Will you extract the entries word for word? Images should not appear in the copy.
:: Items ::
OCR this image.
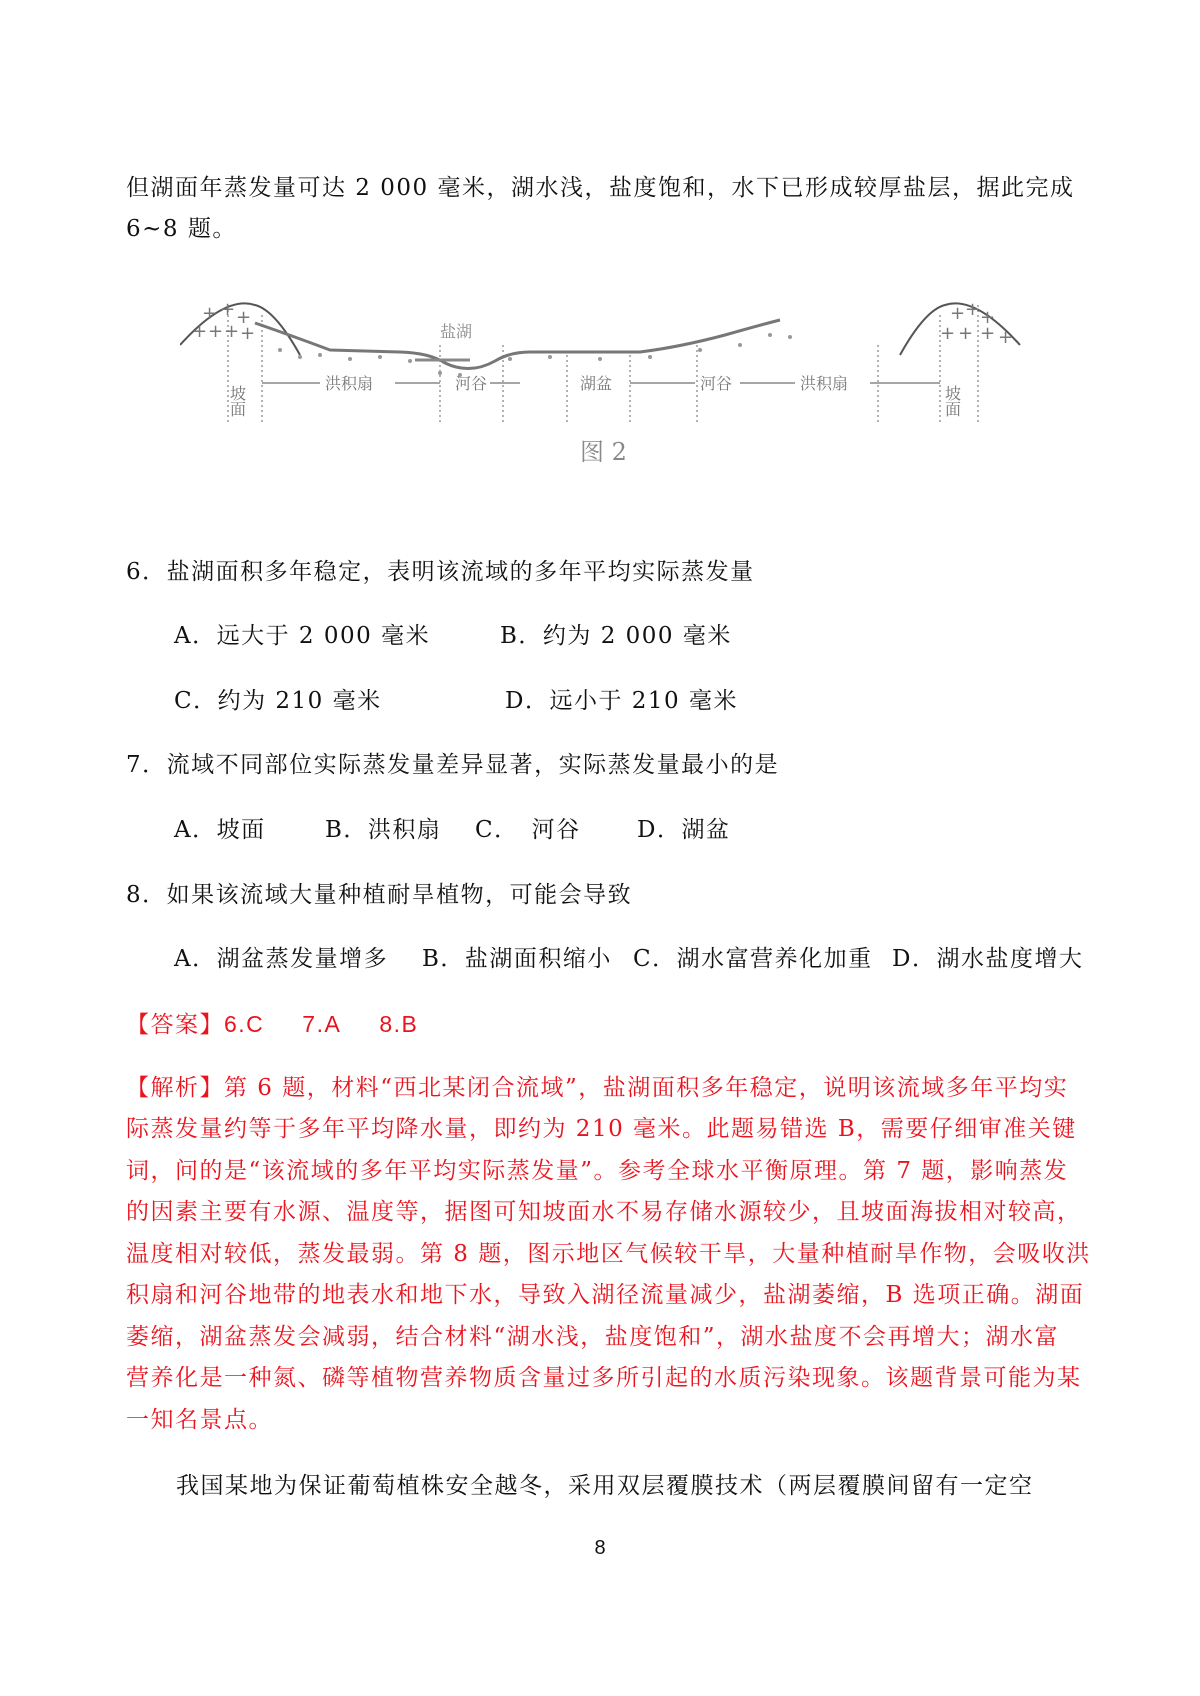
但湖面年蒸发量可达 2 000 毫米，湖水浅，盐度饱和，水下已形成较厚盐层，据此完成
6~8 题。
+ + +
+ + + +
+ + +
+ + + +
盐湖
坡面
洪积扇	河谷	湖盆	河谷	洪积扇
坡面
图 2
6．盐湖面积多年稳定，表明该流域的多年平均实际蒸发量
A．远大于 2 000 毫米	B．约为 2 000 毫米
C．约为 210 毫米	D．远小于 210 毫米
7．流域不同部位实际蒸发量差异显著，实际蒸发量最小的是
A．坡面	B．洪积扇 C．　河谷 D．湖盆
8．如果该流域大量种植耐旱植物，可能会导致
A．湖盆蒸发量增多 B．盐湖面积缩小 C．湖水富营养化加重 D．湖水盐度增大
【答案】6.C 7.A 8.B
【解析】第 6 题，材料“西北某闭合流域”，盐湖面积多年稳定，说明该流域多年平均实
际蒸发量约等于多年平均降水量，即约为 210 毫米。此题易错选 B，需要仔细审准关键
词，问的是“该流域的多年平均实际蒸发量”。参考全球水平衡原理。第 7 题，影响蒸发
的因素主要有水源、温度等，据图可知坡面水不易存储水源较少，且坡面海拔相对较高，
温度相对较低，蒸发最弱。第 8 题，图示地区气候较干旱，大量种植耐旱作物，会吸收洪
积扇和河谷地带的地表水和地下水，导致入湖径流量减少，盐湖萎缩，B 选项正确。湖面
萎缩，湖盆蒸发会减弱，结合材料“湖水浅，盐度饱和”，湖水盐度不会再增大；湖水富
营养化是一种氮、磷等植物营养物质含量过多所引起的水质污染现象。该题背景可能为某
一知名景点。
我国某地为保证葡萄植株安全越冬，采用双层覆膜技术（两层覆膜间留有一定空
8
:::
__Solution to this task__.
OCR this image.
但湖面年蒸发量可达 2 000 毫米，湖水浅，盐度饱和，水下已形成较厚盐层，据此完成
6~8 题。
+ + +
+ + + +
+ + +
+ + + +
盐湖
坡面
洪积扇	河谷	湖盆	河谷	洪积扇
坡面
图 2
6．盐湖面积多年稳定，表明该流域的多年平均实际蒸发量
A．远大于 2 000 毫米	B．约为 2 000 毫米
C．约为 210 毫米	D．远小于 210 毫米
7．流域不同部位实际蒸发量差异显著，实际蒸发量最小的是
A．坡面	B．洪积扇 C．　河谷 D．湖盆
8．如果该流域大量种植耐旱植物，可能会导致
A．湖盆蒸发量增多 B．盐湖面积缩小 C．湖水富营养化加重 D．湖水盐度增大
【答案】6.C 7.A 8.B
【解析】第 6 题，材料“西北某闭合流域”，盐湖面积多年稳定，说明该流域多年平均实
际蒸发量约等于多年平均降水量，即约为 210 毫米。此题易错选 B，需要仔细审准关键
词，问的是“该流域的多年平均实际蒸发量”。参考全球水平衡原理。第 7 题，影响蒸发
的因素主要有水源、温度等，据图可知坡面水不易存储水源较少，且坡面海拔相对较高，
温度相对较低，蒸发最弱。第 8 题，图示地区气候较干旱，大量种植耐旱作物，会吸收洪
积扇和河谷地带的地表水和地下水，导致入湖径流量减少，盐湖萎缩，B 选项正确。湖面
萎缩，湖盆蒸发会减弱，结合材料“湖水浅，盐度饱和”，湖水盐度不会再增大；湖水富
营养化是一种氮、磷等植物营养物质含量过多所引起的水质污染现象。该题背景可能为某
一知名景点。
我国某地为保证葡萄植株安全越冬，采用双层覆膜技术（两层覆膜间留有一定空
8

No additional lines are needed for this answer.